Return the records that follow, matching each one exactly.
◇ ◇ ◇ ◇ ◇
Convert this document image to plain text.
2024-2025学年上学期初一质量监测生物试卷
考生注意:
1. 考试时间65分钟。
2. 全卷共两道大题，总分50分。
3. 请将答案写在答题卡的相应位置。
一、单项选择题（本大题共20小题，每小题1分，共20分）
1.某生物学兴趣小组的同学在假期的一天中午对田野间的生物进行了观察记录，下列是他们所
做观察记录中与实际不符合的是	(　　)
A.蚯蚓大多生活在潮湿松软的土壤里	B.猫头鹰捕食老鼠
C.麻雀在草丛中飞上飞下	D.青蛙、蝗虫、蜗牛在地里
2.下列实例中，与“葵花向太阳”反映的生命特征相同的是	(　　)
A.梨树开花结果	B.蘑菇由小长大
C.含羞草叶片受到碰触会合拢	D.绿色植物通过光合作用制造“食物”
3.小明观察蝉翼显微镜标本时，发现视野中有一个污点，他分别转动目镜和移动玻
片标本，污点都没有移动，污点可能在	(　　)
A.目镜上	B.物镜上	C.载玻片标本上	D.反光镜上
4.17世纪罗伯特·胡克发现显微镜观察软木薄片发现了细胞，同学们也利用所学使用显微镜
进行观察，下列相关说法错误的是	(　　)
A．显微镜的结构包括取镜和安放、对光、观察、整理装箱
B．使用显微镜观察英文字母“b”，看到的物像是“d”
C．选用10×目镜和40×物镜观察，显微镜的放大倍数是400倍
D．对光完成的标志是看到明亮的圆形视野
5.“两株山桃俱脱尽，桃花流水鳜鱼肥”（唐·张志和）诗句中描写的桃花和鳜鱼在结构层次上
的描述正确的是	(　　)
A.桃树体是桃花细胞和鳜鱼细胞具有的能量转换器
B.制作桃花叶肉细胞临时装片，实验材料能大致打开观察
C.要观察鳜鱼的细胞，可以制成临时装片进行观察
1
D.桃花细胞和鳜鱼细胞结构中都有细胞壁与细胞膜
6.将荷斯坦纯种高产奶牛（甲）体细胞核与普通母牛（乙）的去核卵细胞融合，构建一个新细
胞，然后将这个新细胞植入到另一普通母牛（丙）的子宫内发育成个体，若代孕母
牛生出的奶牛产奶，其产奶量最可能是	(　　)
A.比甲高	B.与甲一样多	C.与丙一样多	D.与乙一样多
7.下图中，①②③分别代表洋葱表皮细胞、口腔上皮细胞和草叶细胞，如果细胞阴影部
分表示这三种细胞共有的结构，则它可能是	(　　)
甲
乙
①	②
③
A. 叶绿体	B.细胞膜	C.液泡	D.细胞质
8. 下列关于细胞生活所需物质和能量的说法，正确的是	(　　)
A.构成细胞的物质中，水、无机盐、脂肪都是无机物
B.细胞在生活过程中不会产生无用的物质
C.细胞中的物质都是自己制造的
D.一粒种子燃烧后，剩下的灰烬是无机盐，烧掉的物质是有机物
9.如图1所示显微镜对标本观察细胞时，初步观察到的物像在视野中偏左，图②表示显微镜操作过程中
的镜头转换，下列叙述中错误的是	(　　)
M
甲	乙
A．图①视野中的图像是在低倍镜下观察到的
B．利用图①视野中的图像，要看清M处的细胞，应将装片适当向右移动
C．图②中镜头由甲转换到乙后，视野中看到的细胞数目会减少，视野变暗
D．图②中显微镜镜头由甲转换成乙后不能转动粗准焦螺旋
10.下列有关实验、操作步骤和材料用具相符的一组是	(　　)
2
◇ ◇ ◇ ◇ ◇
:: TASK ANSWER ::
Convert this document image to plain text.
2024-2025学年上学期初一质量监测生物试卷
考生注意:
1. 考试时间65分钟。
2. 全卷共两道大题，总分50分。
3. 请将答案写在答题卡的相应位置。
一、单项选择题（本大题共20小题，每小题1分，共20分）
1.某生物学兴趣小组的同学在假期的一天中午对田野间的生物进行了观察记录，下列是他们所
做观察记录中与实际不符合的是	(　　)
A.蚯蚓大多生活在潮湿松软的土壤里	B.猫头鹰捕食老鼠
C.麻雀在草丛中飞上飞下	D.青蛙、蝗虫、蜗牛在地里
2.下列实例中，与“葵花向太阳”反映的生命特征相同的是	(　　)
A.梨树开花结果	B.蘑菇由小长大
C.含羞草叶片受到碰触会合拢	D.绿色植物通过光合作用制造“食物”
3.小明观察蝉翼显微镜标本时，发现视野中有一个污点，他分别转动目镜和移动玻
片标本，污点都没有移动，污点可能在	(　　)
A.目镜上	B.物镜上	C.载玻片标本上	D.反光镜上
4.17世纪罗伯特·胡克发现显微镜观察软木薄片发现了细胞，同学们也利用所学使用显微镜
进行观察，下列相关说法错误的是	(　　)
A．显微镜的结构包括取镜和安放、对光、观察、整理装箱
B．使用显微镜观察英文字母“b”，看到的物像是“d”
C．选用10×目镜和40×物镜观察，显微镜的放大倍数是400倍
D．对光完成的标志是看到明亮的圆形视野
5.“两株山桃俱脱尽，桃花流水鳜鱼肥”（唐·张志和）诗句中描写的桃花和鳜鱼在结构层次上
的描述正确的是	(　　)
A.桃树体是桃花细胞和鳜鱼细胞具有的能量转换器
B.制作桃花叶肉细胞临时装片，实验材料能大致打开观察
C.要观察鳜鱼的细胞，可以制成临时装片进行观察
1
D.桃花细胞和鳜鱼细胞结构中都有细胞壁与细胞膜
6.将荷斯坦纯种高产奶牛（甲）体细胞核与普通母牛（乙）的去核卵细胞融合，构建一个新细
胞，然后将这个新细胞植入到另一普通母牛（丙）的子宫内发育成个体，若代孕母
牛生出的奶牛产奶，其产奶量最可能是	(　　)
A.比甲高	B.与甲一样多	C.与丙一样多	D.与乙一样多
7.下图中，①②③分别代表洋葱表皮细胞、口腔上皮细胞和草叶细胞，如果细胞阴影部
分表示这三种细胞共有的结构，则它可能是	(　　)
甲
乙
①	②
③
A. 叶绿体	B.细胞膜	C.液泡	D.细胞质
8. 下列关于细胞生活所需物质和能量的说法，正确的是	(　　)
A.构成细胞的物质中，水、无机盐、脂肪都是无机物
B.细胞在生活过程中不会产生无用的物质
C.细胞中的物质都是自己制造的
D.一粒种子燃烧后，剩下的灰烬是无机盐，烧掉的物质是有机物
9.如图1所示显微镜对标本观察细胞时，初步观察到的物像在视野中偏左，图②表示显微镜操作过程中
的镜头转换，下列叙述中错误的是	(　　)
M
甲	乙
A．图①视野中的图像是在低倍镜下观察到的
B．利用图①视野中的图像，要看清M处的细胞，应将装片适当向右移动
C．图②中镜头由甲转换到乙后，视野中看到的细胞数目会减少，视野变暗
D．图②中显微镜镜头由甲转换成乙后不能转动粗准焦螺旋
10.下列有关实验、操作步骤和材料用具相符的一组是	(　　)
2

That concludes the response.